I said that'd be great. And then we both mostly forgot about it.

Except that then I got home after visiting my parents this Christmas and there was a big box waiting for me.

For the most part, this box contains what you'd expect it to: a bunch of pretty interesting stuff, some of it semi-valuable. For the most part.

There's one item in it, though....you'll see it later. Anyway, I have offered to give it back, because, while we're certainly friendly, I don't know that this guy really meant to send me a Holy Grail.

So, here's what was in the box.

First: some 1st-3d ed. D&D books and 3d-ed modules:



A whole bunch of Polyhedron magazines:



Some other magazines:



Murphy's Rules:



A couple of really obscure items. If anyone knows anything about "The Finding Of Morillion" please tell me about it. "You Bet Your Life" is a tournament module from Michicon VIII.



Some classic Judges' Guild stuff; the first edition of the First Fantasy Campaign is pretty valuable:



A closer look at one of the items; third and fourth editions of this are cheap and common, but the "Collectors Edition" first JG edition, I haven't been able to find pricing for:



A copy of Chainmail, Third Edition, Fourth printing. Not particularly rare, but kinda cool:



And then there's the last item.

Provided material:
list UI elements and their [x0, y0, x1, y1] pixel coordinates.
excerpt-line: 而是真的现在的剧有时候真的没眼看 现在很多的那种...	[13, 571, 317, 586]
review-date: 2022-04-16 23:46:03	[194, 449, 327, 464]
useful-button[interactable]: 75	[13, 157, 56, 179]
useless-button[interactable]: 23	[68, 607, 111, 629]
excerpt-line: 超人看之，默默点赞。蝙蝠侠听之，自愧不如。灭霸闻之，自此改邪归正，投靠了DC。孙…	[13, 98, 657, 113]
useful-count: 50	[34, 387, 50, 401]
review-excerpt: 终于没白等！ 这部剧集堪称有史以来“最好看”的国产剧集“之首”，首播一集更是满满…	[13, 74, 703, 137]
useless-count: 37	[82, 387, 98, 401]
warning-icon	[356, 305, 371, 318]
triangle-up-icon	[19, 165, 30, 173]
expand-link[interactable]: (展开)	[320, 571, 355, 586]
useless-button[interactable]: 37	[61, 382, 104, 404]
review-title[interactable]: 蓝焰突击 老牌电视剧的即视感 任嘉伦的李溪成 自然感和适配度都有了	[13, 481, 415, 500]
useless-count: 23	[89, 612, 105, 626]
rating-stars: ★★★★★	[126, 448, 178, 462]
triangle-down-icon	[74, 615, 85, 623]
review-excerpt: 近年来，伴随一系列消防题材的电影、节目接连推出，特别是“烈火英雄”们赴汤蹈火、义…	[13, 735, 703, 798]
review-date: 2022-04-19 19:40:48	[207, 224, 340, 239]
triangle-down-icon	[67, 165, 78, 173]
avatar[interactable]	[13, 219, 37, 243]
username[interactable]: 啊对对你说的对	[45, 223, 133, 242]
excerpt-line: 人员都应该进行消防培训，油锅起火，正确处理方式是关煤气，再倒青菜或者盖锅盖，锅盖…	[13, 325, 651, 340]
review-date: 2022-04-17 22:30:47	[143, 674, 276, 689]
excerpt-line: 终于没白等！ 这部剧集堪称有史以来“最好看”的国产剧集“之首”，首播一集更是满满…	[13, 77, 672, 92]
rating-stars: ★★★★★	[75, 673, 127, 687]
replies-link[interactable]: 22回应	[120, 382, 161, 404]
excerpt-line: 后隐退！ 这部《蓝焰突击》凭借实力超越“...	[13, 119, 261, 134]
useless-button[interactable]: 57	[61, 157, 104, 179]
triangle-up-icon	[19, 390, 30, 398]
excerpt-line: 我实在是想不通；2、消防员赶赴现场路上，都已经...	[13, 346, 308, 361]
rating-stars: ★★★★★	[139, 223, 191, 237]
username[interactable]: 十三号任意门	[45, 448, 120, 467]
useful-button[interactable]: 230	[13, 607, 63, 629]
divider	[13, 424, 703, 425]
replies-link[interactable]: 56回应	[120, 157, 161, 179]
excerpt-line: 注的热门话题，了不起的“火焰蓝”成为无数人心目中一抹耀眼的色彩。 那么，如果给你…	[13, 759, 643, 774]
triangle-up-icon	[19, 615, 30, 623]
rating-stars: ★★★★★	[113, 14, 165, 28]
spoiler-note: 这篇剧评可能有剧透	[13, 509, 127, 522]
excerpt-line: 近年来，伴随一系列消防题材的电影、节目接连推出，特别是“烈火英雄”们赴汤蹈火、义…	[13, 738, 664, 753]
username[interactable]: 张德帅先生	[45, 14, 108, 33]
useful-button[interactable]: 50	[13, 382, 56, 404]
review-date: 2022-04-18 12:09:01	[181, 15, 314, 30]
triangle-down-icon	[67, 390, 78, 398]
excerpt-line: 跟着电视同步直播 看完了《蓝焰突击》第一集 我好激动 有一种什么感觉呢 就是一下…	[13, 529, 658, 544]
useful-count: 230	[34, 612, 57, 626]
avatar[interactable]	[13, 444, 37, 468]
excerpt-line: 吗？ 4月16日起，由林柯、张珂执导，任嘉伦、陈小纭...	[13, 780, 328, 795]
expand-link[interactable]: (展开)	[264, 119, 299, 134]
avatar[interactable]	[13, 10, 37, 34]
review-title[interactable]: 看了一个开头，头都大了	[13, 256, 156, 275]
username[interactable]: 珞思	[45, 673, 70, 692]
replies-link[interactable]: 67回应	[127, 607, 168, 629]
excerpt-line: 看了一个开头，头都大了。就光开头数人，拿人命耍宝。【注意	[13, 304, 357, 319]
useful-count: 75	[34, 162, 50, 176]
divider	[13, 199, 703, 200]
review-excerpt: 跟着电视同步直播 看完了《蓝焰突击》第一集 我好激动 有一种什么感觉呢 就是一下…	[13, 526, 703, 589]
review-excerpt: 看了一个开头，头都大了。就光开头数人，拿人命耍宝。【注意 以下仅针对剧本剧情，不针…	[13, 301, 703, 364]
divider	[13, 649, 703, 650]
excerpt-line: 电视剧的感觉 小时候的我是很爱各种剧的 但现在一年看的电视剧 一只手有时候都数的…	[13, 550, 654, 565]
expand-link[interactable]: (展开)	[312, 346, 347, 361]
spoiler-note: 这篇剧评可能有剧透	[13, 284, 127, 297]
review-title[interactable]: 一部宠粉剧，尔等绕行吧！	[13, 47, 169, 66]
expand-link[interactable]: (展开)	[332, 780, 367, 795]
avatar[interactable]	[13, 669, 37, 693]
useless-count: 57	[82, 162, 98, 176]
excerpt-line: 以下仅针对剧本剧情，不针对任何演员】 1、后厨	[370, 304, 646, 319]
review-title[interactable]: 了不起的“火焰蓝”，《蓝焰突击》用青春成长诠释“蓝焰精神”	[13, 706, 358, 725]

Work to do:
1. In the post about the gaming box, what is "You Bet Your Life"?
2. Print the passage of the post about the gaming box starting at "For the most part, this" and ending at "a Holy Grail.".
Work only from the post about the gaming box; the records play no part here.

Per-task answers:
1. A tournament module from Michicon VIII.

2.
For the most part, this box contains what you'd expect it to: a bunch of pretty interesting stuff, some of it semi-valuable. For the most part.

There's one item in it, though....you'll see it later. Anyway, I have offered to give it back, because, while we're certainly friendly, I don't know that this guy really meant to send me a Holy Grail.